## BEGIN SOURCE MATERIAL
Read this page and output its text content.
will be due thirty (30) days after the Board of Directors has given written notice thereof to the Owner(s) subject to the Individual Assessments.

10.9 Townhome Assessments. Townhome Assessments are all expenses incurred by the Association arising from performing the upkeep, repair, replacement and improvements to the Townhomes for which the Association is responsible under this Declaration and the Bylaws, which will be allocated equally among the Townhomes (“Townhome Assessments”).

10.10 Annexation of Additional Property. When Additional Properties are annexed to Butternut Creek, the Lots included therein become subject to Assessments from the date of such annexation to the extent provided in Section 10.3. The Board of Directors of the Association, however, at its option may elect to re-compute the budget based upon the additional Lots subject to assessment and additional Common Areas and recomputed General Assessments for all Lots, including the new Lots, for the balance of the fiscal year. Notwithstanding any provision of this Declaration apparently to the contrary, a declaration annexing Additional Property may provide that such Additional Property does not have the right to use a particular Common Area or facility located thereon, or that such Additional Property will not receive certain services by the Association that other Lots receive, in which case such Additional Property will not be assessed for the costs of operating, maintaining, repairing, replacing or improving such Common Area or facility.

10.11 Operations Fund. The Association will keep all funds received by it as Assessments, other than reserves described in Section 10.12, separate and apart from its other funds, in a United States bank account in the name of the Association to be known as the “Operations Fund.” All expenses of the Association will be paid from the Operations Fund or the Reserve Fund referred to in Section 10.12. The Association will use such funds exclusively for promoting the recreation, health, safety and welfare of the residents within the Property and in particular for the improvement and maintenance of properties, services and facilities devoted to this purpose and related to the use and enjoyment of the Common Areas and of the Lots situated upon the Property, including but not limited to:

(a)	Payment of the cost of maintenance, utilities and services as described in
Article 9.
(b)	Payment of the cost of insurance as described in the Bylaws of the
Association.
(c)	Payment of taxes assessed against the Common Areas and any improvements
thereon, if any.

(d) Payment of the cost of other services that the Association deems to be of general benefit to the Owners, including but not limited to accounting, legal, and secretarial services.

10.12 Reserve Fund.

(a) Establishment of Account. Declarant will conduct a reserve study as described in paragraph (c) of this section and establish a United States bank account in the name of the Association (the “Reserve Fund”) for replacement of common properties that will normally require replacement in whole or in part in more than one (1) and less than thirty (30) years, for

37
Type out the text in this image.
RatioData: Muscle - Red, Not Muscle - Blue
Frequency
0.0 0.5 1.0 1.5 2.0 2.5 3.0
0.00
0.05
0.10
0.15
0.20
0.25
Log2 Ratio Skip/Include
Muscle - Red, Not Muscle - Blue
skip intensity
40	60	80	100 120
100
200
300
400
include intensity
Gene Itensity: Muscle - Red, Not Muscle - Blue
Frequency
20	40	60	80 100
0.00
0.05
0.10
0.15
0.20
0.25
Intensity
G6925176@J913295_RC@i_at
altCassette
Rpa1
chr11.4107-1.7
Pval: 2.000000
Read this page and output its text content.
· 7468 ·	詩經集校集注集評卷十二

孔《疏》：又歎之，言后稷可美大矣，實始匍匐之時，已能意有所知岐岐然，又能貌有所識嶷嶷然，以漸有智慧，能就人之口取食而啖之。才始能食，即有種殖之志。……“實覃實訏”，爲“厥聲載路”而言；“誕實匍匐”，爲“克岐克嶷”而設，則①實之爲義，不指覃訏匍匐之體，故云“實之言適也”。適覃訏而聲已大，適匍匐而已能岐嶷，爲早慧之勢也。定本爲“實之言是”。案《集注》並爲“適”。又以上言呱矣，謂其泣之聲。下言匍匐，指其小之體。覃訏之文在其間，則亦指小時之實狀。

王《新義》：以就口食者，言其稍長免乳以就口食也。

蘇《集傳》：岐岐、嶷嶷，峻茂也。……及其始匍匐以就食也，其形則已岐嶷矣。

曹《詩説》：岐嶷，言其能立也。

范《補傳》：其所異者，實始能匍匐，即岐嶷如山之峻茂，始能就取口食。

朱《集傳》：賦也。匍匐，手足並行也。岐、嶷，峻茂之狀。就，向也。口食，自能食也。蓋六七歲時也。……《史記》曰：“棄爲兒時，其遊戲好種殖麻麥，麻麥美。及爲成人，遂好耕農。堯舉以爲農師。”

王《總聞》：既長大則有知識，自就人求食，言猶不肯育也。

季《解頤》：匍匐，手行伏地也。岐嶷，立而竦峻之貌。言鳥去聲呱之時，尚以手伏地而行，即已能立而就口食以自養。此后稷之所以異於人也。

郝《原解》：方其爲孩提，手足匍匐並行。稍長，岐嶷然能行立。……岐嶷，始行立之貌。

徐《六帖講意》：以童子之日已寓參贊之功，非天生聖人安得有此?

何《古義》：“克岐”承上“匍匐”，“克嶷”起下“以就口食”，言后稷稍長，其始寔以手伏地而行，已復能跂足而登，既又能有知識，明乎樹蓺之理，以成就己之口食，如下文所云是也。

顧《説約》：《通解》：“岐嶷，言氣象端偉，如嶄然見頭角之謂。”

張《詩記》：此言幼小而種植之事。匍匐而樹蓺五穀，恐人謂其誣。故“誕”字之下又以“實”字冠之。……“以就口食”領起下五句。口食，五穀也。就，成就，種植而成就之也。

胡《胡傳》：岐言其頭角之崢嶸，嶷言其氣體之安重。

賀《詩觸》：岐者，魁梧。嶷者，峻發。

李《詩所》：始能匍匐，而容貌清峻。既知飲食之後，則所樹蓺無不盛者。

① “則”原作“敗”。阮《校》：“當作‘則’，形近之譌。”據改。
## END SOURCE MATERIAL
List all lines above in which the string "replacement" appears.

TASK OUTPUT:
10.9 Townhome Assessments. Townhome Assessments are all expenses incurred by the Association arising from performing the upkeep, repair, replacement and improvements to the Townhomes for which the Association is responsible under this Declaration and the Bylaws, which will be allocated equally among the Townhomes (“Townhome Assessments”).
(a) Establishment of Account. Declarant will conduct a reserve study as described in paragraph (c) of this section and establish a United States bank account in the name of the Association (the “Reserve Fund”) for replacement of common properties that will normally require replacement in whole or in part in more than one (1) and less than thirty (30) years, for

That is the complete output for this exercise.